* **PROMPT**: Once you have read the listing below, write all of it out again exactly.

* **DATA SHOWN**:

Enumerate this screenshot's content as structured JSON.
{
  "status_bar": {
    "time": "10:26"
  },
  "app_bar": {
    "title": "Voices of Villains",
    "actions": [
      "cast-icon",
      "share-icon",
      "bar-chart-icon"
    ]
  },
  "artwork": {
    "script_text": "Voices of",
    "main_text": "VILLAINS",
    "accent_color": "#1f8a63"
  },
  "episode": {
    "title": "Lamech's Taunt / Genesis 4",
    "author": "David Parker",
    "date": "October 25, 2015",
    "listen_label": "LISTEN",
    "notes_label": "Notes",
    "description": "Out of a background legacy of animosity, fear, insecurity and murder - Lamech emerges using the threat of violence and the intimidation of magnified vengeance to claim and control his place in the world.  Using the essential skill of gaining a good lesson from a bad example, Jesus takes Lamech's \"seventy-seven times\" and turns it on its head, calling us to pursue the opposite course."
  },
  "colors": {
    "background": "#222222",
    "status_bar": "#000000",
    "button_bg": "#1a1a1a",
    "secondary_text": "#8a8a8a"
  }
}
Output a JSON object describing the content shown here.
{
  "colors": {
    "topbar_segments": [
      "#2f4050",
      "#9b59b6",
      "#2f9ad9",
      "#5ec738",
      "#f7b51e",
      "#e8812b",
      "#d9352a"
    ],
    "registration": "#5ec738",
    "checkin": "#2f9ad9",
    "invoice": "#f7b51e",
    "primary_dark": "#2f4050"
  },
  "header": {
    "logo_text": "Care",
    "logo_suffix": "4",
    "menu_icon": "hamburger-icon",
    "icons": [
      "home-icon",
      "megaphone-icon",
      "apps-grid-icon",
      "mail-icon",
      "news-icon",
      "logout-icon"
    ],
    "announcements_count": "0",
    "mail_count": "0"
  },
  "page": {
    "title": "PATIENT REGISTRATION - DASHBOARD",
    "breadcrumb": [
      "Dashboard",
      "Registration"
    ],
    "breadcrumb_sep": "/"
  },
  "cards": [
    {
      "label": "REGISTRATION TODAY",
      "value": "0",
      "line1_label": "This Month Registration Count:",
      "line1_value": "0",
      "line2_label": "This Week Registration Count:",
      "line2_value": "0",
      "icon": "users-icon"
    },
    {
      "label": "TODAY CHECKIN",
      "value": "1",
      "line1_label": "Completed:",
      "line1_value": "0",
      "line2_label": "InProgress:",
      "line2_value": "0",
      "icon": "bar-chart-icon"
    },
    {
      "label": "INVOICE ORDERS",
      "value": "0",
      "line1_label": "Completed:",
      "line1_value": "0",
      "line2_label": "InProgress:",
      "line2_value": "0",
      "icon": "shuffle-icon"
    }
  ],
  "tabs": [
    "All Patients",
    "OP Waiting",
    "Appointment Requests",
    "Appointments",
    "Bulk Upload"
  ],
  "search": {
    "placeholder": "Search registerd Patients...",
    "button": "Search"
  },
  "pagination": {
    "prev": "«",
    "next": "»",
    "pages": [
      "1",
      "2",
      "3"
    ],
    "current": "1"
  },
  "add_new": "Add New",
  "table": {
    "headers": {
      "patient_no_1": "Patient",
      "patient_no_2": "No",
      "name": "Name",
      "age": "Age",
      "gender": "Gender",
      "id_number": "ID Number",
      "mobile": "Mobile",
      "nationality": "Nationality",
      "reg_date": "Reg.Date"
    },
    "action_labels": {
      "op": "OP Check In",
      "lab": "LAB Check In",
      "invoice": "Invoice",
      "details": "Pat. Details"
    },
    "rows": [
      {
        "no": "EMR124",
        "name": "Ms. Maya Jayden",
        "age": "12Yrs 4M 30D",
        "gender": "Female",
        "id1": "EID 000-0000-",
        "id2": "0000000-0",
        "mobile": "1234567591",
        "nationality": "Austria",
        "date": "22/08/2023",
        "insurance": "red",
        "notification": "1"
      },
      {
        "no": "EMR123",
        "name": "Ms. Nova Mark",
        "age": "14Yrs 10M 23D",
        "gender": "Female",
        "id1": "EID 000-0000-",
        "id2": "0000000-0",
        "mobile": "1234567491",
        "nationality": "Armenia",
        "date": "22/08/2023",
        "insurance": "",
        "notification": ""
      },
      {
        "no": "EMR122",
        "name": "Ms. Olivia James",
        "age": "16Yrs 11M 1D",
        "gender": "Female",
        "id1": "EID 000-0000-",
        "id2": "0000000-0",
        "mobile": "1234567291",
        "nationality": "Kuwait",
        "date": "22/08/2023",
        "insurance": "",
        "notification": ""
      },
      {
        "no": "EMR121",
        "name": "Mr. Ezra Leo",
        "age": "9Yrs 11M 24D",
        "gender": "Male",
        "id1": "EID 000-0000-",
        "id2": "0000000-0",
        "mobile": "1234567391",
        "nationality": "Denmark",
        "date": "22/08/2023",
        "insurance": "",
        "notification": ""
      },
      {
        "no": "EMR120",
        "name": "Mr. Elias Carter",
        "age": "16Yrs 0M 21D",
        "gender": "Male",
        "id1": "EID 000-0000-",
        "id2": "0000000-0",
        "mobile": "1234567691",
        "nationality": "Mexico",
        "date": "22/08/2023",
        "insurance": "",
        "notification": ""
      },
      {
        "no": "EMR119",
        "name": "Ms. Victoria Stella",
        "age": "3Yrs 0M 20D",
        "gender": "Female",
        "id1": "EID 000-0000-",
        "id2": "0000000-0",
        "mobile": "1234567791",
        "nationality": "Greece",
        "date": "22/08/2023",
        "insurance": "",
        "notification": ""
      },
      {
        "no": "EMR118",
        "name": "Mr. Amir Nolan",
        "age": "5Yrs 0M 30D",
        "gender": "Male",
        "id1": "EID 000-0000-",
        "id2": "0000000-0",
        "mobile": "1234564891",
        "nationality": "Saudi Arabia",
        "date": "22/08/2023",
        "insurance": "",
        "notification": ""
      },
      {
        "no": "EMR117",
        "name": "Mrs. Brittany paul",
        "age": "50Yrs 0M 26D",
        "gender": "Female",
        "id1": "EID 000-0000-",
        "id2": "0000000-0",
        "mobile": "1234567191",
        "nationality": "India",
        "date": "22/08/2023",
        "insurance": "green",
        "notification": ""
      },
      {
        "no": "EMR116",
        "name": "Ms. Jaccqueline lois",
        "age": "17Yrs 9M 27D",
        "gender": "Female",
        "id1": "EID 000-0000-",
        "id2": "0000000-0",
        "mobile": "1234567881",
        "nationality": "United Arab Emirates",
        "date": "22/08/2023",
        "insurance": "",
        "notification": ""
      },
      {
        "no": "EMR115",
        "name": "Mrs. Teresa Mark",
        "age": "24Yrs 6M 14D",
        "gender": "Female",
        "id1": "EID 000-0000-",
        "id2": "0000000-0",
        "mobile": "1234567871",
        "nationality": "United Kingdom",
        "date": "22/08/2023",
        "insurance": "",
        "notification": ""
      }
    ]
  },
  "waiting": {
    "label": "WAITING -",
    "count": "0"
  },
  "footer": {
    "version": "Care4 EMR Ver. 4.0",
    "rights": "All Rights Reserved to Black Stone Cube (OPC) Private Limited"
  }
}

* **TASK RESULT**:
Enumerate this screenshot's content as structured JSON.
{
  "status_bar": {
    "time": "10:26"
  },
  "app_bar": {
    "title": "Voices of Villains",
    "actions": [
      "cast-icon",
      "share-icon",
      "bar-chart-icon"
    ]
  },
  "artwork": {
    "script_text": "Voices of",
    "main_text": "VILLAINS",
    "accent_color": "#1f8a63"
  },
  "episode": {
    "title": "Lamech's Taunt / Genesis 4",
    "author": "David Parker",
    "date": "October 25, 2015",
    "listen_label": "LISTEN",
    "notes_label": "Notes",
    "description": "Out of a background legacy of animosity, fear, insecurity and murder - Lamech emerges using the threat of violence and the intimidation of magnified vengeance to claim and control his place in the world.  Using the essential skill of gaining a good lesson from a bad example, Jesus takes Lamech's \"seventy-seven times\" and turns it on its head, calling us to pursue the opposite course."
  },
  "colors": {
    "background": "#222222",
    "status_bar": "#000000",
    "button_bg": "#1a1a1a",
    "secondary_text": "#8a8a8a"
  }
}
Output a JSON object describing the content shown here.
{
  "colors": {
    "topbar_segments": [
      "#2f4050",
      "#9b59b6",
      "#2f9ad9",
      "#5ec738",
      "#f7b51e",
      "#e8812b",
      "#d9352a"
    ],
    "registration": "#5ec738",
    "checkin": "#2f9ad9",
    "invoice": "#f7b51e",
    "primary_dark": "#2f4050"
  },
  "header": {
    "logo_text": "Care",
    "logo_suffix": "4",
    "menu_icon": "hamburger-icon",
    "icons": [
      "home-icon",
      "megaphone-icon",
      "apps-grid-icon",
      "mail-icon",
      "news-icon",
      "logout-icon"
    ],
    "announcements_count": "0",
    "mail_count": "0"
  },
  "page": {
    "title": "PATIENT REGISTRATION - DASHBOARD",
    "breadcrumb": [
      "Dashboard",
      "Registration"
    ],
    "breadcrumb_sep": "/"
  },
  "cards": [
    {
      "label": "REGISTRATION TODAY",
      "value": "0",
      "line1_label": "This Month Registration Count:",
      "line1_value": "0",
      "line2_label": "This Week Registration Count:",
      "line2_value": "0",
      "icon": "users-icon"
    },
    {
      "label": "TODAY CHECKIN",
      "value": "1",
      "line1_label": "Completed:",
      "line1_value": "0",
      "line2_label": "InProgress:",
      "line2_value": "0",
      "icon": "bar-chart-icon"
    },
    {
      "label": "INVOICE ORDERS",
      "value": "0",
      "line1_label": "Completed:",
      "line1_value": "0",
      "line2_label": "InProgress:",
      "line2_value": "0",
      "icon": "shuffle-icon"
    }
  ],
  "tabs": [
    "All Patients",
    "OP Waiting",
    "Appointment Requests",
    "Appointments",
    "Bulk Upload"
  ],
  "search": {
    "placeholder": "Search registerd Patients...",
    "button": "Search"
  },
  "pagination": {
    "prev": "«",
    "next": "»",
    "pages": [
      "1",
      "2",
      "3"
    ],
    "current": "1"
  },
  "add_new": "Add New",
  "table": {
    "headers": {
      "patient_no_1": "Patient",
      "patient_no_2": "No",
      "name": "Name",
      "age": "Age",
      "gender": "Gender",
      "id_number": "ID Number",
      "mobile": "Mobile",
      "nationality": "Nationality",
      "reg_date": "Reg.Date"
    },
    "action_labels": {
      "op": "OP Check In",
      "lab": "LAB Check In",
      "invoice": "Invoice",
      "details": "Pat. Details"
    },
    "rows": [
      {
        "no": "EMR124",
        "name": "Ms. Maya Jayden",
        "age": "12Yrs 4M 30D",
        "gender": "Female",
        "id1": "EID 000-0000-",
        "id2": "0000000-0",
        "mobile": "1234567591",
        "nationality": "Austria",
        "date": "22/08/2023",
        "insurance": "red",
        "notification": "1"
      },
      {
        "no": "EMR123",
        "name": "Ms. Nova Mark",
        "age": "14Yrs 10M 23D",
        "gender": "Female",
        "id1": "EID 000-0000-",
        "id2": "0000000-0",
        "mobile": "1234567491",
        "nationality": "Armenia",
        "date": "22/08/2023",
        "insurance": "",
        "notification": ""
      },
      {
        "no": "EMR122",
        "name": "Ms. Olivia James",
        "age": "16Yrs 11M 1D",
        "gender": "Female",
        "id1": "EID 000-0000-",
        "id2": "0000000-0",
        "mobile": "1234567291",
        "nationality": "Kuwait",
        "date": "22/08/2023",
        "insurance": "",
        "notification": ""
      },
      {
        "no": "EMR121",
        "name": "Mr. Ezra Leo",
        "age": "9Yrs 11M 24D",
        "gender": "Male",
        "id1": "EID 000-0000-",
        "id2": "0000000-0",
        "mobile": "1234567391",
        "nationality": "Denmark",
        "date": "22/08/2023",
        "insurance": "",
        "notification": ""
      },
      {
        "no": "EMR120",
        "name": "Mr. Elias Carter",
        "age": "16Yrs 0M 21D",
        "gender": "Male",
        "id1": "EID 000-0000-",
        "id2": "0000000-0",
        "mobile": "1234567691",
        "nationality": "Mexico",
        "date": "22/08/2023",
        "insurance": "",
        "notification": ""
      },
      {
        "no": "EMR119",
        "name": "Ms. Victoria Stella",
        "age": "3Yrs 0M 20D",
        "gender": "Female",
        "id1": "EID 000-0000-",
        "id2": "0000000-0",
        "mobile": "1234567791",
        "nationality": "Greece",
        "date": "22/08/2023",
        "insurance": "",
        "notification": ""
      },
      {
        "no": "EMR118",
        "name": "Mr. Amir Nolan",
        "age": "5Yrs 0M 30D",
        "gender": "Male",
        "id1": "EID 000-0000-",
        "id2": "0000000-0",
        "mobile": "1234564891",
        "nationality": "Saudi Arabia",
        "date": "22/08/2023",
        "insurance": "",
        "notification": ""
      },
      {
        "no": "EMR117",
        "name": "Mrs. Brittany paul",
        "age": "50Yrs 0M 26D",
        "gender": "Female",
        "id1": "EID 000-0000-",
        "id2": "0000000-0",
        "mobile": "1234567191",
        "nationality": "India",
        "date": "22/08/2023",
        "insurance": "green",
        "notification": ""
      },
      {
        "no": "EMR116",
        "name": "Ms. Jaccqueline lois",
        "age": "17Yrs 9M 27D",
        "gender": "Female",
        "id1": "EID 000-0000-",
        "id2": "0000000-0",
        "mobile": "1234567881",
        "nationality": "United Arab Emirates",
        "date": "22/08/2023",
        "insurance": "",
        "notification": ""
      },
      {
        "no": "EMR115",
        "name": "Mrs. Teresa Mark",
        "age": "24Yrs 6M 14D",
        "gender": "Female",
        "id1": "EID 000-0000-",
        "id2": "0000000-0",
        "mobile": "1234567871",
        "nationality": "United Kingdom",
        "date": "22/08/2023",
        "insurance": "",
        "notification": ""
      }
    ]
  },
  "waiting": {
    "label": "WAITING -",
    "count": "0"
  },
  "footer": {
    "version": "Care4 EMR Ver. 4.0",
    "rights": "All Rights Reserved to Black Stone Cube (OPC) Private Limited"
  }
}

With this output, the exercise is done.